**Task instructions**
Copy exactly the lines from the one containing "Read all visible content and emit it as JSON." through the last line of the records below, including both, and leave out any pictures.

**Provided data**
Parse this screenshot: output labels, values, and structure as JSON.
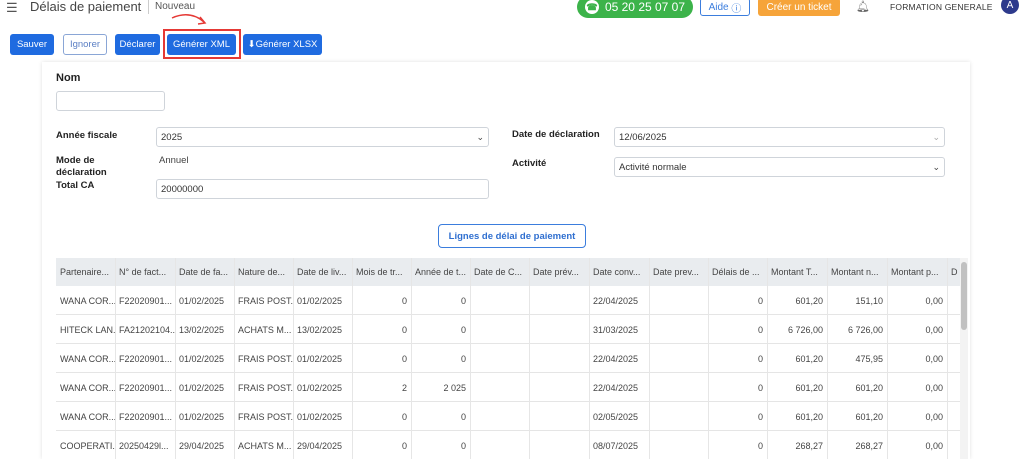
{
  "header": {
    "title": "Délais de paiement",
    "subtitle": "Nouveau",
    "phone": "05 20 25 07 07",
    "help_label": "Aide",
    "ticket_label": "Créer un ticket",
    "user_name": "FORMATION GENERALE",
    "avatar_letter": "A",
    "phone_color": "#3cb34a",
    "ticket_color": "#f6a43a"
  },
  "toolbar": {
    "save_label": "Sauver",
    "ignore_label": "Ignorer",
    "declare_label": "Déclarer",
    "xml_label": "Générer XML",
    "xlsx_label": "Générer XLSX"
  },
  "form": {
    "name_label": "Nom",
    "name_value": "",
    "fiscal_year_label": "Année fiscale",
    "fiscal_year_value": "2025",
    "declaration_mode_label": "Mode de déclaration",
    "declaration_mode_value": "Annuel",
    "total_ca_label": "Total CA",
    "total_ca_value": "20000000",
    "declaration_date_label": "Date de déclaration",
    "declaration_date_value": "12/06/2025",
    "activity_label": "Activité",
    "activity_value": "Activité normale"
  },
  "section_button": "Lignes de délai de paiement",
  "table": {
    "headers": [
      "Partenaire...",
      "N° de fact...",
      "Date de fa...",
      "Nature de...",
      "Date de liv...",
      "Mois de tr...",
      "Année de t...",
      "Date de C...",
      "Date prév...",
      "Date conv...",
      "Date prev...",
      "Délais de ...",
      "Montant T...",
      "Montant n...",
      "Montant p...",
      "D"
    ],
    "rows": [
      [
        "WANA COR...",
        "F22020901...",
        "01/02/2025",
        "FRAIS POST...",
        "01/02/2025",
        "0",
        "0",
        "",
        "",
        "22/04/2025",
        "",
        "0",
        "601,20",
        "151,10",
        "0,00"
      ],
      [
        "HITECK LAN...",
        "FA21202104...",
        "13/02/2025",
        "ACHATS M...",
        "13/02/2025",
        "0",
        "0",
        "",
        "",
        "31/03/2025",
        "",
        "0",
        "6 726,00",
        "6 726,00",
        "0,00"
      ],
      [
        "WANA COR...",
        "F22020901...",
        "01/02/2025",
        "FRAIS POST...",
        "01/02/2025",
        "0",
        "0",
        "",
        "",
        "22/04/2025",
        "",
        "0",
        "601,20",
        "475,95",
        "0,00"
      ],
      [
        "WANA COR...",
        "F22020901...",
        "01/02/2025",
        "FRAIS POST...",
        "01/02/2025",
        "2",
        "2 025",
        "",
        "",
        "22/04/2025",
        "",
        "0",
        "601,20",
        "601,20",
        "0,00"
      ],
      [
        "WANA COR...",
        "F22020901...",
        "01/02/2025",
        "FRAIS POST...",
        "01/02/2025",
        "0",
        "0",
        "",
        "",
        "02/05/2025",
        "",
        "0",
        "601,20",
        "601,20",
        "0,00"
      ],
      [
        "COOPERATI...",
        "20250429l...",
        "29/04/2025",
        "ACHATS M...",
        "29/04/2025",
        "0",
        "0",
        "",
        "",
        "08/07/2025",
        "",
        "0",
        "268,27",
        "268,27",
        "0,00"
      ]
    ]
  }
}
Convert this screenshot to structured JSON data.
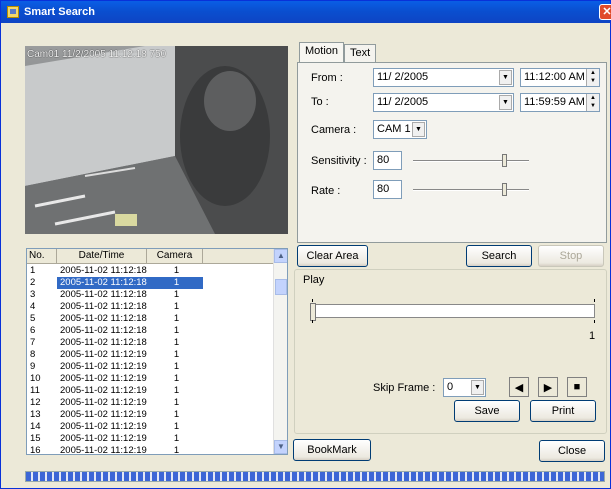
{
  "window": {
    "title": "Smart Search",
    "close_glyph": "✕"
  },
  "video": {
    "overlay": "Cam01 11/2/2005 11:12:18 750"
  },
  "tabs": [
    {
      "label": "Motion"
    },
    {
      "label": "Text"
    }
  ],
  "motion": {
    "from_label": "From :",
    "from_date": "11/ 2/2005",
    "from_time": "11:12:00 AM",
    "to_label": "To :",
    "to_date": "11/ 2/2005",
    "to_time": "11:59:59 AM",
    "camera_label": "Camera :",
    "camera_value": "CAM 1",
    "sensitivity_label": "Sensitivity :",
    "sensitivity_value": "80",
    "sensitivity_level": 0.8,
    "rate_label": "Rate :",
    "rate_value": "80",
    "rate_level": 0.8
  },
  "results": {
    "columns": [
      "No.",
      "Date/Time",
      "Camera"
    ],
    "rows": [
      [
        "1",
        "2005-11-02 11:12:18",
        "1"
      ],
      [
        "2",
        "2005-11-02 11:12:18",
        "1"
      ],
      [
        "3",
        "2005-11-02 11:12:18",
        "1"
      ],
      [
        "4",
        "2005-11-02 11:12:18",
        "1"
      ],
      [
        "5",
        "2005-11-02 11:12:18",
        "1"
      ],
      [
        "6",
        "2005-11-02 11:12:18",
        "1"
      ],
      [
        "7",
        "2005-11-02 11:12:18",
        "1"
      ],
      [
        "8",
        "2005-11-02 11:12:19",
        "1"
      ],
      [
        "9",
        "2005-11-02 11:12:19",
        "1"
      ],
      [
        "10",
        "2005-11-02 11:12:19",
        "1"
      ],
      [
        "11",
        "2005-11-02 11:12:19",
        "1"
      ],
      [
        "12",
        "2005-11-02 11:12:19",
        "1"
      ],
      [
        "13",
        "2005-11-02 11:12:19",
        "1"
      ],
      [
        "14",
        "2005-11-02 11:12:19",
        "1"
      ],
      [
        "15",
        "2005-11-02 11:12:19",
        "1"
      ],
      [
        "16",
        "2005-11-02 11:12:19",
        "1"
      ]
    ],
    "selected_index": 1
  },
  "buttons": {
    "clear_area": "Clear Area",
    "search": "Search",
    "stop": "Stop",
    "save": "Save",
    "print": "Print",
    "bookmark": "BookMark",
    "close": "Close"
  },
  "play": {
    "title": "Play",
    "position_label": "1",
    "skip_label": "Skip Frame :",
    "skip_value": "0"
  },
  "colors": {
    "title_bar": "#0a5ee5",
    "selection": "#316ac5",
    "dialog_bg": "#ece9d8",
    "progress": "#3c66d6"
  }
}
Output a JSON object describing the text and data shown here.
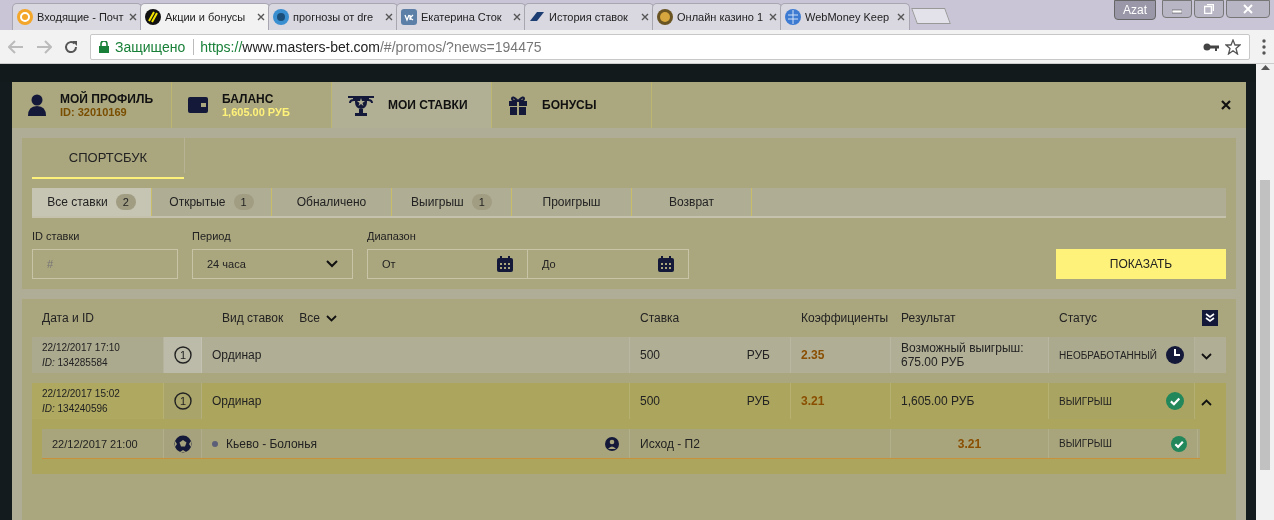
{
  "browser": {
    "tabs": [
      {
        "title": "Входящие - Почт",
        "selected": false
      },
      {
        "title": "Акции и бонусы",
        "selected": true
      },
      {
        "title": "прогнозы от dre",
        "selected": false
      },
      {
        "title": "Екатерина Сток",
        "selected": false
      },
      {
        "title": "История ставок",
        "selected": false
      },
      {
        "title": "Онлайн казино 1",
        "selected": false
      },
      {
        "title": "WebMoney Keep",
        "selected": false
      }
    ],
    "profile": "Azat",
    "address": {
      "security": "Защищено",
      "scheme": "https://",
      "host": "www.masters-bet.com",
      "path": "/#/promos/?news=194475"
    }
  },
  "modal": {
    "header_tabs": [
      {
        "kind": "profile",
        "title": "МОЙ ПРОФИЛЬ",
        "subtitle": "ID: 32010169",
        "selected": false
      },
      {
        "kind": "balance",
        "title": "БАЛАНС",
        "subtitle": "1,605.00 РУБ",
        "selected": false
      },
      {
        "kind": "bets",
        "title": "МОИ СТАВКИ",
        "selected": true
      },
      {
        "kind": "bonus",
        "title": "БОНУСЫ",
        "selected": false
      }
    ],
    "section_tab": {
      "label": "СПОРТСБУК",
      "selected": true
    },
    "filter_tabs": [
      {
        "label": "Все ставки",
        "count": "2",
        "selected": true
      },
      {
        "label": "Открытые",
        "count": "1",
        "selected": false
      },
      {
        "label": "Обналичено",
        "selected": false
      },
      {
        "label": "Выигрыш",
        "count": "1",
        "selected": false
      },
      {
        "label": "Проигрыш",
        "selected": false
      },
      {
        "label": "Возврат",
        "selected": false
      }
    ],
    "filters": {
      "bet_id": {
        "label": "ID ставки",
        "placeholder": "#"
      },
      "period": {
        "label": "Период",
        "value": "24 часа"
      },
      "range": {
        "label": "Диапазон",
        "from": "От",
        "to": "До"
      }
    },
    "show_button": "ПОКАЗАТЬ",
    "table": {
      "columns": [
        "Дата и ID",
        "Вид ставок",
        "Ставка",
        "Коэффициенты",
        "Результат",
        "Статус"
      ],
      "type_filter": "Все",
      "rows": [
        {
          "date": "22/12/2017 17:10",
          "id_label": "ID:",
          "id": "134285584",
          "count": "1",
          "type": "Ординар",
          "stake": "500",
          "currency": "РУБ",
          "odds": "2.35",
          "result": "Возможный выигрыш: 675.00 РУБ",
          "status": "НЕОБРАБОТАННЫЙ",
          "kind": "pending",
          "expanded": false
        },
        {
          "date": "22/12/2017 15:02",
          "id_label": "ID:",
          "id": "134240596",
          "count": "1",
          "type": "Ординар",
          "stake": "500",
          "currency": "РУБ",
          "odds": "3.21",
          "result": "1,605.00 РУБ",
          "status": "ВЫИГРЫШ",
          "kind": "won",
          "expanded": true,
          "events": [
            {
              "date": "22/12/2017 21:00",
              "event": "Кьево - Болонья",
              "outcome": "Исход - П2",
              "odds": "3.21",
              "status": "ВЫИГРЫШ",
              "kind": "won"
            }
          ]
        }
      ]
    }
  }
}
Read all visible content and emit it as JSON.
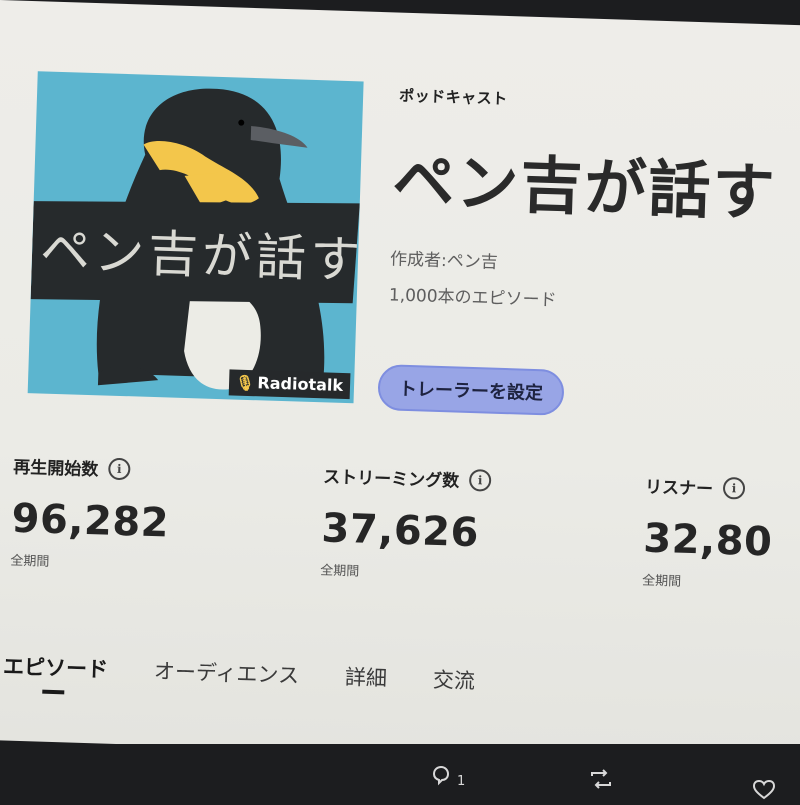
{
  "podcast": {
    "kind": "ポッドキャスト",
    "title": "ペン吉が話す",
    "author": "作成者:ペン吉",
    "episodes": "1,000本のエピソード",
    "trailer_button": "トレーラーを設定",
    "artwork": {
      "handwritten_text": "ペン吉が話す",
      "badge": "Radiotalk",
      "colors": {
        "background": "#5cb5cf",
        "penguin": "#262a2c",
        "scarf": "#f3c64b"
      }
    }
  },
  "stats": [
    {
      "label": "再生開始数",
      "value": "96,282",
      "period": "全期間",
      "icon": "info-icon"
    },
    {
      "label": "ストリーミング数",
      "value": "37,626",
      "period": "全期間",
      "icon": "info-icon"
    },
    {
      "label": "リスナー",
      "value": "32,80",
      "period": "全期間",
      "icon": "info-icon"
    }
  ],
  "tabs": [
    {
      "label": "エピソード",
      "active": true
    },
    {
      "label": "オーディエンス",
      "active": false
    },
    {
      "label": "詳細",
      "active": false
    },
    {
      "label": "交流",
      "active": false
    }
  ],
  "footer": {
    "reply_count": "1",
    "icons": [
      "reply-icon",
      "retweet-icon",
      "like-icon"
    ]
  },
  "colors": {
    "accent": "#98a5e6",
    "text": "#262626"
  }
}
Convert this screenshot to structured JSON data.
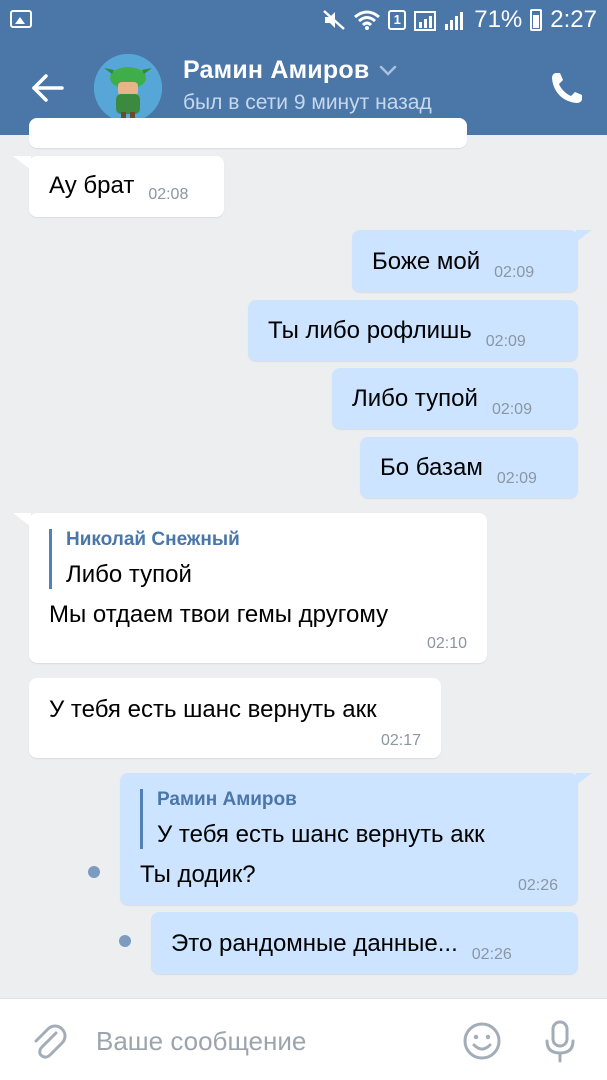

**Response to this exercise**
Read all visible content and emit it as JSON.
{
  "podcast": {
    "kind": "ポッドキャスト",
    "title": "ペン吉が話す",
    "author": "作成者:ペン吉",
    "episodes": "1,000本のエピソード",
    "trailer_button": "トレーラーを設定",
    "artwork": {
      "handwritten_text": "ペン吉が話す",
      "badge": "Radiotalk",
      "colors": {
        "background": "#5cb5cf",
        "penguin": "#262a2c",
        "scarf": "#f3c64b"
      }
    }
  },
  "stats": [
    {
      "label": "再生開始数",
      "value": "96,282",
      "period": "全期間",
      "icon": "info-icon"
    },
    {
      "label": "ストリーミング数",
      "value": "37,626",
      "period": "全期間",
      "icon": "info-icon"
    },
    {
      "label": "リスナー",
      "value": "32,80",
      "period": "全期間",
      "icon": "info-icon"
    }
  ],
  "tabs": [
    {
      "label": "エピソード",
      "active": true
    },
    {
      "label": "オーディエンス",
      "active": false
    },
    {
      "label": "詳細",
      "active": false
    },
    {
      "label": "交流",
      "active": false
    }
  ],
  "footer": {
    "reply_count": "1",
    "icons": [
      "reply-icon",
      "retweet-icon",
      "like-icon"
    ]
  },
  "colors": {
    "accent": "#98a5e6",
    "text": "#262626"
  }
}
Convert this screenshot to structured JSON data.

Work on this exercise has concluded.